Problem requirements:
Pull every line containing the word "type" from the records.

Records
☆ ☆ ☆ ☆

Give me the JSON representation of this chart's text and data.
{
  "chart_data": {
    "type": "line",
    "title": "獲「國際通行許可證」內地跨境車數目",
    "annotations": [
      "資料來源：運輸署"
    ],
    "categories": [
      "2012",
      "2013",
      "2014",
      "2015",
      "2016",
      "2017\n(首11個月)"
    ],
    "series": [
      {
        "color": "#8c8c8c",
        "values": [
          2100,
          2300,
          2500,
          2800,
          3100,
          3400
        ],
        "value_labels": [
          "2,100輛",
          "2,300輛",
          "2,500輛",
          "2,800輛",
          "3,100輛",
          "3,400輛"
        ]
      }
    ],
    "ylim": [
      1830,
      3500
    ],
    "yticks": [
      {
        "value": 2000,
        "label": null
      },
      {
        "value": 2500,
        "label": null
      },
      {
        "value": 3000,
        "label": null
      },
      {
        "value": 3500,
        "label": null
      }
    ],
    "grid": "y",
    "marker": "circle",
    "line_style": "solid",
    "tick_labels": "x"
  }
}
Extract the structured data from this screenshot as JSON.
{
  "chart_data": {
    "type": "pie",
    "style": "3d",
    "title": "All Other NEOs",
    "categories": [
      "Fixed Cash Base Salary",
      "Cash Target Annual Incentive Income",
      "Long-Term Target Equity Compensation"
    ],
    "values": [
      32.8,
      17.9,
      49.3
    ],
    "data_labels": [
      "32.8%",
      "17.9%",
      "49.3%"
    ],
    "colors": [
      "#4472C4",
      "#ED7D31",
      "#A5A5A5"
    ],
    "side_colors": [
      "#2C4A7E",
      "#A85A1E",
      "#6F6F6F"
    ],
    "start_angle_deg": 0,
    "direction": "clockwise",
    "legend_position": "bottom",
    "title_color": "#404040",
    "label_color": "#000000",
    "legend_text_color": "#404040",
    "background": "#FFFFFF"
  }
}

☆ ☆ ☆ ☆

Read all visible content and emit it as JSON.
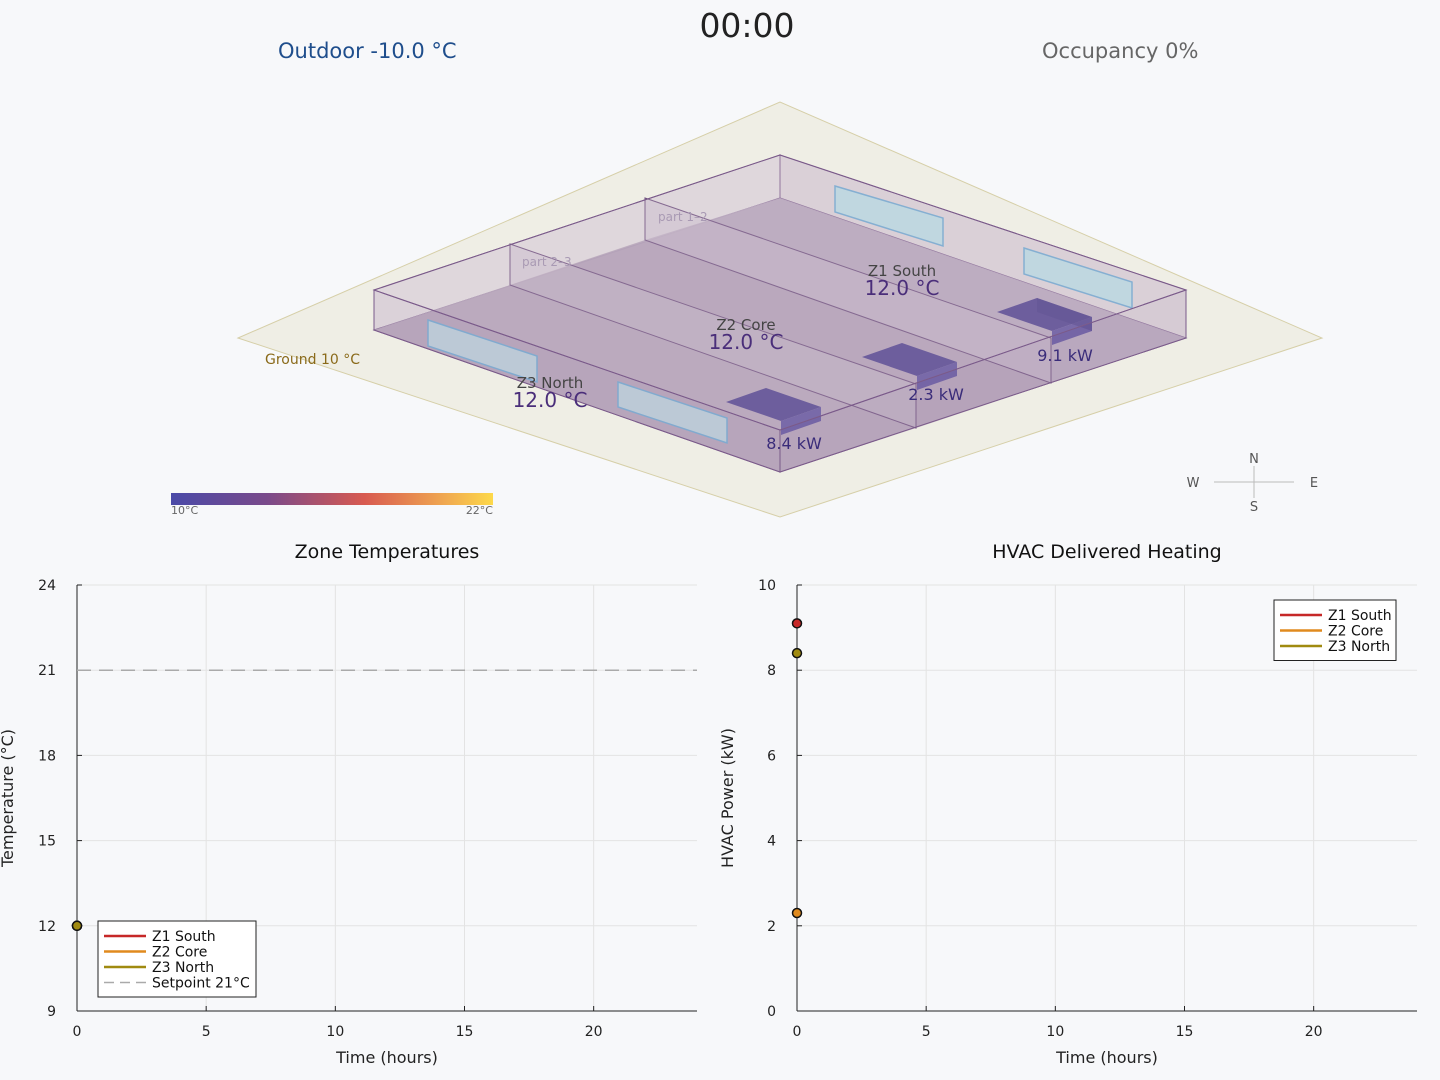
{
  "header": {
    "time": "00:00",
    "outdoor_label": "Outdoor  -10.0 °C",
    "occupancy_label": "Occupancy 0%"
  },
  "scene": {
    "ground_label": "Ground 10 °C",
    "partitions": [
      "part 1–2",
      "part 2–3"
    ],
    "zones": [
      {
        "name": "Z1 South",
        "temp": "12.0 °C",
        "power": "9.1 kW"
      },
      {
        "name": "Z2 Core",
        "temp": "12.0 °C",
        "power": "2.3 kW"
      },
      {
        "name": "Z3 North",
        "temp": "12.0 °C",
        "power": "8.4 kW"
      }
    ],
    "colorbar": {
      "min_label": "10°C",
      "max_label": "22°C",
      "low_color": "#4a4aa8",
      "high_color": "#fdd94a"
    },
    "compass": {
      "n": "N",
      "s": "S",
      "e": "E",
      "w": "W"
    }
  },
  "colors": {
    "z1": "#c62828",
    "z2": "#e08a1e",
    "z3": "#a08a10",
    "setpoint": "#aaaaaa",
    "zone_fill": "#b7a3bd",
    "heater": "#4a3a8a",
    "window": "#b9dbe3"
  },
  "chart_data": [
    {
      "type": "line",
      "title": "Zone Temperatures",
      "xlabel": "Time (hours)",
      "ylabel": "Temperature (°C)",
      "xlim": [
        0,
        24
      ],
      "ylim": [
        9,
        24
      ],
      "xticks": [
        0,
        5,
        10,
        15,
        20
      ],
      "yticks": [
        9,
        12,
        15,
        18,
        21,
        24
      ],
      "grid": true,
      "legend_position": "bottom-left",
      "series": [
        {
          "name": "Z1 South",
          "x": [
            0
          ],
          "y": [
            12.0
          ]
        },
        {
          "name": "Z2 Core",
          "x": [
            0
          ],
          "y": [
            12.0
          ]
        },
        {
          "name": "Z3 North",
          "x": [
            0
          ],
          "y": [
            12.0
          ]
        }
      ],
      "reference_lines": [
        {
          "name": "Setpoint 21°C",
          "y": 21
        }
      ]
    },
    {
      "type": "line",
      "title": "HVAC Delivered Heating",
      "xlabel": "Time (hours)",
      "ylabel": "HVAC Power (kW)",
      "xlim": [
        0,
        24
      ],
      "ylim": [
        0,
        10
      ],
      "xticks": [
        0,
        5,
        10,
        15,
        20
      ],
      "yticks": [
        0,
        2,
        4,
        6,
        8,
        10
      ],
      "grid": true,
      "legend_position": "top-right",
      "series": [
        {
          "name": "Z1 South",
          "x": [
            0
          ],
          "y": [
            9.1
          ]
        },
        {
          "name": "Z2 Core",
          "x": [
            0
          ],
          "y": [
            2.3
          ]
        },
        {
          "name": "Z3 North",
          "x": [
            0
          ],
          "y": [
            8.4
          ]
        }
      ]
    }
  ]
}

☆ ☆ ☆ ☆

Response:
    "type": "line",
    "type": "pie",
      "type": "line",
      "type": "line",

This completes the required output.